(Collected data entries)
+++
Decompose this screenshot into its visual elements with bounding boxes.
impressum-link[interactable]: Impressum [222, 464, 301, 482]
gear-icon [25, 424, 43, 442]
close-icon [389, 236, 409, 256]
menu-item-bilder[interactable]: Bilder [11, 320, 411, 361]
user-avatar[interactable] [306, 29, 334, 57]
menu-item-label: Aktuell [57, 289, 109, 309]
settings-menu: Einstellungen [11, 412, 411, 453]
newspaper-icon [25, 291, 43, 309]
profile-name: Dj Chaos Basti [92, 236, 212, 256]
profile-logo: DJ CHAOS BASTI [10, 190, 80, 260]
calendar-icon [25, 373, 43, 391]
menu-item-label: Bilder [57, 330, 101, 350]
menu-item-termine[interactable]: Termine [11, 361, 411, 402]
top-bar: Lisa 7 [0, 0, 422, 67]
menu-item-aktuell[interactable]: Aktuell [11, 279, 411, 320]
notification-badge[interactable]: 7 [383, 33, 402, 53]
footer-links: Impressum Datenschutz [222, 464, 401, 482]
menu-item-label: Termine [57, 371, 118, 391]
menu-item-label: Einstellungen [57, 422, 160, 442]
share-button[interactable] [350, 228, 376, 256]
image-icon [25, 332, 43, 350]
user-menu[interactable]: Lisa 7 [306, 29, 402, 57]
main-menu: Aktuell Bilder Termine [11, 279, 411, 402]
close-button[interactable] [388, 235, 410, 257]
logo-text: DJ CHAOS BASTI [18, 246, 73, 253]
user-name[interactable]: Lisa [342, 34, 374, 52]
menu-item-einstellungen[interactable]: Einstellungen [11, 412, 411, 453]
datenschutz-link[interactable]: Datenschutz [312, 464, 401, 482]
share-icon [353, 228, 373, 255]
+++
THE TASK: Reproduce all of the lines above precisely as they appear.

OUTPUT OF THE TASK:
Decompose this screenshot into its visual elements with bounding boxes.
impressum-link[interactable]: Impressum [222, 464, 301, 482]
gear-icon [25, 424, 43, 442]
close-icon [389, 236, 409, 256]
menu-item-bilder[interactable]: Bilder [11, 320, 411, 361]
user-avatar[interactable] [306, 29, 334, 57]
menu-item-label: Aktuell [57, 289, 109, 309]
settings-menu: Einstellungen [11, 412, 411, 453]
newspaper-icon [25, 291, 43, 309]
profile-name: Dj Chaos Basti [92, 236, 212, 256]
profile-logo: DJ CHAOS BASTI [10, 190, 80, 260]
calendar-icon [25, 373, 43, 391]
menu-item-label: Bilder [57, 330, 101, 350]
menu-item-termine[interactable]: Termine [11, 361, 411, 402]
top-bar: Lisa 7 [0, 0, 422, 67]
menu-item-aktuell[interactable]: Aktuell [11, 279, 411, 320]
notification-badge[interactable]: 7 [383, 33, 402, 53]
footer-links: Impressum Datenschutz [222, 464, 401, 482]
menu-item-label: Termine [57, 371, 118, 391]
menu-item-label: Einstellungen [57, 422, 160, 442]
share-button[interactable] [350, 228, 376, 256]
image-icon [25, 332, 43, 350]
user-menu[interactable]: Lisa 7 [306, 29, 402, 57]
main-menu: Aktuell Bilder Termine [11, 279, 411, 402]
close-button[interactable] [388, 235, 410, 257]
logo-text: DJ CHAOS BASTI [18, 246, 73, 253]
user-name[interactable]: Lisa [342, 34, 374, 52]
menu-item-einstellungen[interactable]: Einstellungen [11, 412, 411, 453]
datenschutz-link[interactable]: Datenschutz [312, 464, 401, 482]
share-icon [353, 228, 373, 255]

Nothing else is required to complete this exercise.